* START Source data *

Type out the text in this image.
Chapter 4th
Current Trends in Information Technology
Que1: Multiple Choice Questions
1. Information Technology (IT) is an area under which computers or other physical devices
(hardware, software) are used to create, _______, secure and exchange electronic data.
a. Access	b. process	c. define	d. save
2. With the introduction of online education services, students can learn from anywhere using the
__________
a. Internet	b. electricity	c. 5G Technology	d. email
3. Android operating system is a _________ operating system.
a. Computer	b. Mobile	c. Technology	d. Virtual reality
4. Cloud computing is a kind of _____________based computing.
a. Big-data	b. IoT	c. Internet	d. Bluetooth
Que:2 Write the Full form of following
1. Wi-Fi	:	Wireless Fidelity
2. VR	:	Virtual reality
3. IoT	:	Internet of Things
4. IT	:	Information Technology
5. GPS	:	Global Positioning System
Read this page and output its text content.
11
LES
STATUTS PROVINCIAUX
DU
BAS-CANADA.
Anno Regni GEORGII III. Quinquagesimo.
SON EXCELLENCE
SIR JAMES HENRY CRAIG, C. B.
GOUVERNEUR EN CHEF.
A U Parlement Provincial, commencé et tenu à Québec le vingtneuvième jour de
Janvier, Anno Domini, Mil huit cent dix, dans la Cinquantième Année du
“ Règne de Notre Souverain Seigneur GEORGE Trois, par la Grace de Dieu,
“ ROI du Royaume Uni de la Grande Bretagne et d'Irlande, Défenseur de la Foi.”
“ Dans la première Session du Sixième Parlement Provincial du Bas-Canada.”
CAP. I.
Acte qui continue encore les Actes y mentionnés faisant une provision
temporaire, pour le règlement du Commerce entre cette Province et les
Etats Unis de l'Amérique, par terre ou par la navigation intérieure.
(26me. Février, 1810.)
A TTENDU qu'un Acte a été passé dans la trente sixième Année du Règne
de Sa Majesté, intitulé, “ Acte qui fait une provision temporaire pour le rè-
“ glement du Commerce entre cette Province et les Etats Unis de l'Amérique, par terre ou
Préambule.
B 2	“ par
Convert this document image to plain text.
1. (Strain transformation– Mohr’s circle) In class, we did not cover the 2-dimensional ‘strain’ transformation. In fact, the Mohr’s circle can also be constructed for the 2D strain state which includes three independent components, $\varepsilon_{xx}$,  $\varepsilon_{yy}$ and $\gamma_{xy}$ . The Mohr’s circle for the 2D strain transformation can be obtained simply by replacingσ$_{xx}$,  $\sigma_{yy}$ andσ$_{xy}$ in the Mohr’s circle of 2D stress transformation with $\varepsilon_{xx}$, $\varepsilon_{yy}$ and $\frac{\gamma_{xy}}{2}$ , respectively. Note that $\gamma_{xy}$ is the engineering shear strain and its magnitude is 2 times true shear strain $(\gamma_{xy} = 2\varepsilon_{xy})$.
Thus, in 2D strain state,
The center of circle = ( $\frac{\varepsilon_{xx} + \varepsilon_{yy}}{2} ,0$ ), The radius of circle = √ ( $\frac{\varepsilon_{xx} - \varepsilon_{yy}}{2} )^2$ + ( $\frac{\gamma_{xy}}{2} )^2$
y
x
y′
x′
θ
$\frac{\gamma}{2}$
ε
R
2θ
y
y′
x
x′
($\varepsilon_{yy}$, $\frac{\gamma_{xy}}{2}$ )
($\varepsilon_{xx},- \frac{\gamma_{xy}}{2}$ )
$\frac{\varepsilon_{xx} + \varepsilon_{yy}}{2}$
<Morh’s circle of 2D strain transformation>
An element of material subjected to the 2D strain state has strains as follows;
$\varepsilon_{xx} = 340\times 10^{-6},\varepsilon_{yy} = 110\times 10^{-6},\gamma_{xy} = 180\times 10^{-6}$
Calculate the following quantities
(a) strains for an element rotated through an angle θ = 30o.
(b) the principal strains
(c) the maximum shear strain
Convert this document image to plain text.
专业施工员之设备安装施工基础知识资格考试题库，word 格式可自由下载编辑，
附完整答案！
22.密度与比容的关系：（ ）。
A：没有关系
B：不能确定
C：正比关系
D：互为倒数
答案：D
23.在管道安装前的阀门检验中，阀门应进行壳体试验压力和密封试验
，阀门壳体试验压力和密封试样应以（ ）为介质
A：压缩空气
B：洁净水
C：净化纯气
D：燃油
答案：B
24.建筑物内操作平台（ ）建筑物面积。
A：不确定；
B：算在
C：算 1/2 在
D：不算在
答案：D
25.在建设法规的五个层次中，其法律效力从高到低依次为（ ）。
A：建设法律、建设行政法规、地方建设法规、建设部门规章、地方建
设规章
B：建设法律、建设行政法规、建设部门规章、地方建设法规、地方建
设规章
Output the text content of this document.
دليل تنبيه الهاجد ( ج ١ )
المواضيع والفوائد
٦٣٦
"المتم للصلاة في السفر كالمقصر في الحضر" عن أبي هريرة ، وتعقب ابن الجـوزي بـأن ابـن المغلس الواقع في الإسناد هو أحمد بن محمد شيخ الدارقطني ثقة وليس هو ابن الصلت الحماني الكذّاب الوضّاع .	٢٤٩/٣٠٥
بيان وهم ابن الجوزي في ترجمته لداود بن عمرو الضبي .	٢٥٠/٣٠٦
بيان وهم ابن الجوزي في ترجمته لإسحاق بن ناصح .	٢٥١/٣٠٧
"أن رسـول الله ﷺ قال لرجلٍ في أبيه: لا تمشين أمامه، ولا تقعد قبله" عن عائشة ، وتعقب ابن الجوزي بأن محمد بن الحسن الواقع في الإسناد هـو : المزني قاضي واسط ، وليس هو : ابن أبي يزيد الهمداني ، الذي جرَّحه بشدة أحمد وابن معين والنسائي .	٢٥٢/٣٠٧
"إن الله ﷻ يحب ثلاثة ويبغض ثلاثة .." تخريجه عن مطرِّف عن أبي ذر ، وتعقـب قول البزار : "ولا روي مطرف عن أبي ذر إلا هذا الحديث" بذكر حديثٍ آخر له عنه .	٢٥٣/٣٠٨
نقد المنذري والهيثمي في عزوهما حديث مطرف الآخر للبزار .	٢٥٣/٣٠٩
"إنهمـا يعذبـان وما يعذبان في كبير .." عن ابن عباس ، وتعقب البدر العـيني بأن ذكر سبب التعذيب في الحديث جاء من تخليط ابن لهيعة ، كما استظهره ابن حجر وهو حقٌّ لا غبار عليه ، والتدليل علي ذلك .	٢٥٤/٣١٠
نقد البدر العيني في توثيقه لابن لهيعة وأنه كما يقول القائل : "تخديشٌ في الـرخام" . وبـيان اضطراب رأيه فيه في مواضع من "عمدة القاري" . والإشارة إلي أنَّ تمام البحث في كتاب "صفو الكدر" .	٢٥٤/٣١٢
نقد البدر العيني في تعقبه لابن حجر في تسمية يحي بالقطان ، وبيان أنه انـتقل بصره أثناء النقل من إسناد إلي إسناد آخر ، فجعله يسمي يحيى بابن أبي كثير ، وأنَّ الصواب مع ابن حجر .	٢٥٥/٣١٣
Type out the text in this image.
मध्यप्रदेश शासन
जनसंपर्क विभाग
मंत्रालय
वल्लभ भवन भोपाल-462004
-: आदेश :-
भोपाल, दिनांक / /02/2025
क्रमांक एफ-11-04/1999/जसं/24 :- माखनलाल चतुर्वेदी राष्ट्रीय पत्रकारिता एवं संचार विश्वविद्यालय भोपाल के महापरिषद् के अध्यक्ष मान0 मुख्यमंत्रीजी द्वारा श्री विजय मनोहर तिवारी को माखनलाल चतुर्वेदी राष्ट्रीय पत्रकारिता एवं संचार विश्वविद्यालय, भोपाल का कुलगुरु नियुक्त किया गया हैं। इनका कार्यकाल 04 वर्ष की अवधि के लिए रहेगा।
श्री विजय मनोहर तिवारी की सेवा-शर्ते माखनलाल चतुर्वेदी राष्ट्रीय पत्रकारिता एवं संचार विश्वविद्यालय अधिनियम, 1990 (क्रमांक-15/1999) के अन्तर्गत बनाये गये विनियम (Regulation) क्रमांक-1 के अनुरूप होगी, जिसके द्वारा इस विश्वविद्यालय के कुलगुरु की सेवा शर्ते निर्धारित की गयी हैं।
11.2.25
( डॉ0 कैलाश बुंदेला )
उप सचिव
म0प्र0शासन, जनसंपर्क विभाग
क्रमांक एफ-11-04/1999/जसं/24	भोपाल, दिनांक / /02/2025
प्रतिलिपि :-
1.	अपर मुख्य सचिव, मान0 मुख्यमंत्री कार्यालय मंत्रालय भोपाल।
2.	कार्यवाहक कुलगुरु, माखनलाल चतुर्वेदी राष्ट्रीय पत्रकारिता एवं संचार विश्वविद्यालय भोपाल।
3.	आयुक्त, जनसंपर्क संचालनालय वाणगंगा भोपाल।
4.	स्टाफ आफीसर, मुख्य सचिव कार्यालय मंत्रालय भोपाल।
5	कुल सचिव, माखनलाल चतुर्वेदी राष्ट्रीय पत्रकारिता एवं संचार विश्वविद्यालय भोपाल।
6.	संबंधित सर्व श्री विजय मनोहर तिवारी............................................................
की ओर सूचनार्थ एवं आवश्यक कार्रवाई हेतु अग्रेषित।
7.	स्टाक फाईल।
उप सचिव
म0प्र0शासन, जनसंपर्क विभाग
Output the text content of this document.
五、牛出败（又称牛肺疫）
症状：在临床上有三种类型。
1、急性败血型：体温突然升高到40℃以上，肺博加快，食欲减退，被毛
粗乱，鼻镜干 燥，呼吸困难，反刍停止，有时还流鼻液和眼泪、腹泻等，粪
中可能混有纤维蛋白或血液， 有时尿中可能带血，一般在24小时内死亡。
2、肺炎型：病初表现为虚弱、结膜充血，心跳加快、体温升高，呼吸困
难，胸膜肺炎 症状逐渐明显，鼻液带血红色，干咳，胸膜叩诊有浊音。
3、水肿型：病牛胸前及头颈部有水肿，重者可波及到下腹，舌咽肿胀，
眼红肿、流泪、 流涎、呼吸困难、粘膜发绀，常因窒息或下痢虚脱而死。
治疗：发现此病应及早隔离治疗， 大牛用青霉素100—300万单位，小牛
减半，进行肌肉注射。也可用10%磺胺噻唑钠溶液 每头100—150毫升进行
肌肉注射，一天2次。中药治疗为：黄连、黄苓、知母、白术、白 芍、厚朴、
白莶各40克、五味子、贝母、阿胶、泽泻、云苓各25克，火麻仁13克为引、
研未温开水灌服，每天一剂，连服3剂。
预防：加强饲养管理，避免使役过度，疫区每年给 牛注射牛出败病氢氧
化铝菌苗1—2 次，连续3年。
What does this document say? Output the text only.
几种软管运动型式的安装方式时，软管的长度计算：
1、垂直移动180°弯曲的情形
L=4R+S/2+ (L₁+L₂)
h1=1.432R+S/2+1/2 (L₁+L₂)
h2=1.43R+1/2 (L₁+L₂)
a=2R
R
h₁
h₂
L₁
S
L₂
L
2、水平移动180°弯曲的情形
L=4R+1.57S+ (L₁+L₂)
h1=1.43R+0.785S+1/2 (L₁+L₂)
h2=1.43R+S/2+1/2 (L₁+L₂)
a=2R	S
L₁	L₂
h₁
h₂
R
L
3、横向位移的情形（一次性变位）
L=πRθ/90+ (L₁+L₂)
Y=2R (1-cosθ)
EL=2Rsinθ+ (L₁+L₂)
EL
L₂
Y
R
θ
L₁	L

* END Source data *

• [Problem description]
Out of the records, collect only those lines that contain the string "لهيعة".

• [Output for this task]
"إنهمـا يعذبـان وما يعذبان في كبير .." عن ابن عباس ، وتعقب البدر العـيني بأن ذكر سبب التعذيب في الحديث جاء من تخليط ابن لهيعة ، كما استظهره ابن حجر وهو حقٌّ لا غبار عليه ، والتدليل علي ذلك .	٢٥٤/٣١٠
نقد البدر العيني في توثيقه لابن لهيعة وأنه كما يقول القائل : "تخديشٌ في الـرخام" . وبـيان اضطراب رأيه فيه في مواضع من "عمدة القاري" . والإشارة إلي أنَّ تمام البحث في كتاب "صفو الكدر" .	٢٥٤/٣١٢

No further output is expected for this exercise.